::: TEXT TO READ
It’s strange to feel the weight of a question before it is even asked. As I logged into the video call for my PhD interview, I knew what was coming first: they had helpfully told me the questions beforehand. Yet, despite that, the moment still had force.
What motivates you to study this topic?
It was not asked brusquely or with pressure. The tone was kind, the invitation sincere but I felt the air shift slightly. This was not just opening pleasantries for me: this was the moment when scholarship would meet selfhood, when the scaffolding of ideas would be tested for depth, for purpose, for real roots. I had wanted to answer the question ‘correctly’ but, as I looked at my notes in front of me, they merely offered the usual rationale: theological relevance, ecclesiological urgency, intellectual continuity with my MA. All of that was true but none of them quite hit the mark.
The truth is, my proposal (exploring unity in difference through Augustine and Hugh of St Victor and their respective understandings of the Triune God and the outworking of that into the Church) is not simply academic. It feels personal. It’s visceral. It is, in a real way, autobiographical.
I have come to realise that what really motivates me to return again and again to ‘unity in difference’ is paradox. I cannot escape a deep longing for unity, yet I experience the world as difference. I feel deeply connected to the Church, yet I am constantly aware of my divergence from its norms. I seek the coherence of truth, yet find that coherence not in simplicity but in complexity.
The inhabiting of paradox, more than any footnote or formal learning, is what has led me, and continues, again and again, to return me to the Trinity.
When I began to realise that I might be on the autistic spectrum as an adult, many things began to make more sense. I had always known that I saw and processed the world differently, but now I had a language for it. Patterns, structures, systems, these were not just useful to me; they were compelling. I do not let go of questions easily. I turn them over and over. I have a t-shirt that reads, ‘Hold on. Let me overthink this.’ I feel a gravitational pull towards that which seemingly cannot be resolved. If I encounter a paradox, I do not walk around it, accept it as mystery and brush it off: I live in it.
This cognitive style has been widely recognised in research as autistic reasoning. In one important study, Morsanyi et al. argue that individuals on the autistic spectrum are less inclined to accept intuitive, but logically misleading, responses. Instead, they show a strong preference for deliberative, analytical approaches. What appears to many as a tangle of contradiction becomes, for us, an invitation to go deeper. The study concludes that autistic people “may be less susceptible to intuitive but misleading reasoning responses and instead rely more on deliberative, logical approaches.” (Morsanyi, Kinga, et al. “Reasoning on the Autism Spectrum: A Dual Process Theory Account.” Journal of Autism and Developmental Disorders 46, no. 6 (2016): 2120. https://doi.org/10.1007/s10803-016-2742-2). We are wired for coherence, but we find it not by simplifying the data but by persisting with the difficult bits until a deeper pattern emerges.
::::::
CHALLENGES
#1 Check each statement against the interview essay and answer yes or no, quoting the words from the essay that decide it. (a) The writer was told the interview questions ahead of time. (b) The motivation question was asked brusquely. (c) The writer owns a t-shirt about overthinking.
#2 According to the interview essay, which two thinkers does the writer's proposal explore?
#3 Extend the interview essay, starting right after its last sentence.
::: STORED ROWS
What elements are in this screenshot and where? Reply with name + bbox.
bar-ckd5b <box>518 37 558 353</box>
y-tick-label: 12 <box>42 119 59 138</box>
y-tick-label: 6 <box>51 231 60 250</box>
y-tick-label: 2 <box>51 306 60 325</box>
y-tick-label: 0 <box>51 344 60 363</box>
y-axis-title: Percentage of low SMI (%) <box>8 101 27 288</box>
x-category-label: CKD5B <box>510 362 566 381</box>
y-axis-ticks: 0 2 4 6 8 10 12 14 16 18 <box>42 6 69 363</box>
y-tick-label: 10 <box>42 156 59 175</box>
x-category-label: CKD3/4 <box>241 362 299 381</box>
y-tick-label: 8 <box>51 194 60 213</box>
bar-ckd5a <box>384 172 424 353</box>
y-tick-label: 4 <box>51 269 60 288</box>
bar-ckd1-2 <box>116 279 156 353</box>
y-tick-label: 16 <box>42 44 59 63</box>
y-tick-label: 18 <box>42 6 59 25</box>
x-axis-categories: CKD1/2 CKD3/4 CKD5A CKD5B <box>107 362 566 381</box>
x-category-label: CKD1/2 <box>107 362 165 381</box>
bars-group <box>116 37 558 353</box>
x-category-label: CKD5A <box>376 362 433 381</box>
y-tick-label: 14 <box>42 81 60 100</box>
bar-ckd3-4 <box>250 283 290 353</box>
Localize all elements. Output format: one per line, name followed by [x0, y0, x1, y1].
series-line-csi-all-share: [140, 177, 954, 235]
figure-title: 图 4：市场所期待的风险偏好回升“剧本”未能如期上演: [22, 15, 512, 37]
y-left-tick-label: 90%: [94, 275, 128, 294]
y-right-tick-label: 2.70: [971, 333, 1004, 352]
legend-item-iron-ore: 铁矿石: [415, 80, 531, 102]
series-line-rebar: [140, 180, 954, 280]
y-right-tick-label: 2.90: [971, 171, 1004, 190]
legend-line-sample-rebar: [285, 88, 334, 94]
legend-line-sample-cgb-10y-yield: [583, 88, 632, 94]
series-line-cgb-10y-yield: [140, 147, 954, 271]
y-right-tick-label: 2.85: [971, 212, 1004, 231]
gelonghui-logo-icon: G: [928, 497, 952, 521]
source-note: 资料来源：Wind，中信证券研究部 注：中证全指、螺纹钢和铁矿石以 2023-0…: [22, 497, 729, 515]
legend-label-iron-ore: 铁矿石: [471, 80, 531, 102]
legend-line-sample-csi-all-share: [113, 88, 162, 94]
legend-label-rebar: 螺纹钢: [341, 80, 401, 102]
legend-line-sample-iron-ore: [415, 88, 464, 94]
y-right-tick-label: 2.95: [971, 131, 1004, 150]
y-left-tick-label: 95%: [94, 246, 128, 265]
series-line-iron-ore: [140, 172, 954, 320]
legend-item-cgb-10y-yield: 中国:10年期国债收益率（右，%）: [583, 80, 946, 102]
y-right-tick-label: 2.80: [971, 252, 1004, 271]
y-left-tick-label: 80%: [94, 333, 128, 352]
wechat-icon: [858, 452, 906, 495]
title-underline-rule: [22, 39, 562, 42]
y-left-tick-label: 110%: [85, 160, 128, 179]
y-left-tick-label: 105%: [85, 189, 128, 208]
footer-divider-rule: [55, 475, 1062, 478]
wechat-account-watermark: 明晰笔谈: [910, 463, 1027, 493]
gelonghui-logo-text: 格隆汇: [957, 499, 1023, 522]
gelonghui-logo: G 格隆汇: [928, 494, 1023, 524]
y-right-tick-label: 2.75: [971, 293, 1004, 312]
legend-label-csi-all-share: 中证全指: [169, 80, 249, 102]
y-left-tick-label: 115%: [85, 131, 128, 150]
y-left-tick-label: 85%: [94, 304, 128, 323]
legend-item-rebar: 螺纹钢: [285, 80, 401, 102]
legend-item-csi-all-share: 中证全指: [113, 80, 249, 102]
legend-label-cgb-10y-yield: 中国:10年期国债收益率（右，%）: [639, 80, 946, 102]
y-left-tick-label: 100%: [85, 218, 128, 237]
::::::
RESPONSES TO THE TASKS
#1
(a) Yes: "they had helpfully told me the questions beforehand"
(b) No: "It was not asked brusquely or with pressure."
(c) Yes: "I have a t-shirt that reads, ‘Hold on. Let me overthink this.’"

#2 Augustine and Hugh of St Victor.

#3
This is echoed in visual perception studies, such as Sheppard et al.’s paper entitled, “Perceiving the Impossible: How Individuals with Autism Copy Paradoxical Figures.” on the reproduction of paradoxical figures. When presented with drawings that defied spatial logic named ‘impossible shapes’, autistic participants were not confused or blocked by them. They simply copied what was there, detail for detail, without needing to make it fit into a pre-existing spatial framework. The paradox did not need to be resolved before it could be engaged with. It was engaged with as it was.
This struck me, when I read the research, as a deeply theological posture.
The Christian faith is full of paradoxes. The incarnation, the cross, the Kingdom that is here and not yet and, most centrally and foundationally, the Trinity. One God but three Persons. Not modalism, not tritheism but a unity that holds difference within itself, eternally.
Many theologians acknowledge that the Trinity is not merely an intellectual puzzle but a revelation that resists flattening. To understand it is not to tame it. And yet, for me, that complexity is not a barrier to faith; it is a pathway. It draws me closer, because it reflects something I already know in my bones: that truth is not the absence of tension, but the holding of it.

The Trinity, then, is not an object of my study but, in some way, it is an icon. It reveals and affirms a mode of existence that is deeply familiar to me but remains strangely unspeakable. It offers a way of thinking about unity that does not demand uniformity. And this is where the theology becomes not only personal, but ecclesial.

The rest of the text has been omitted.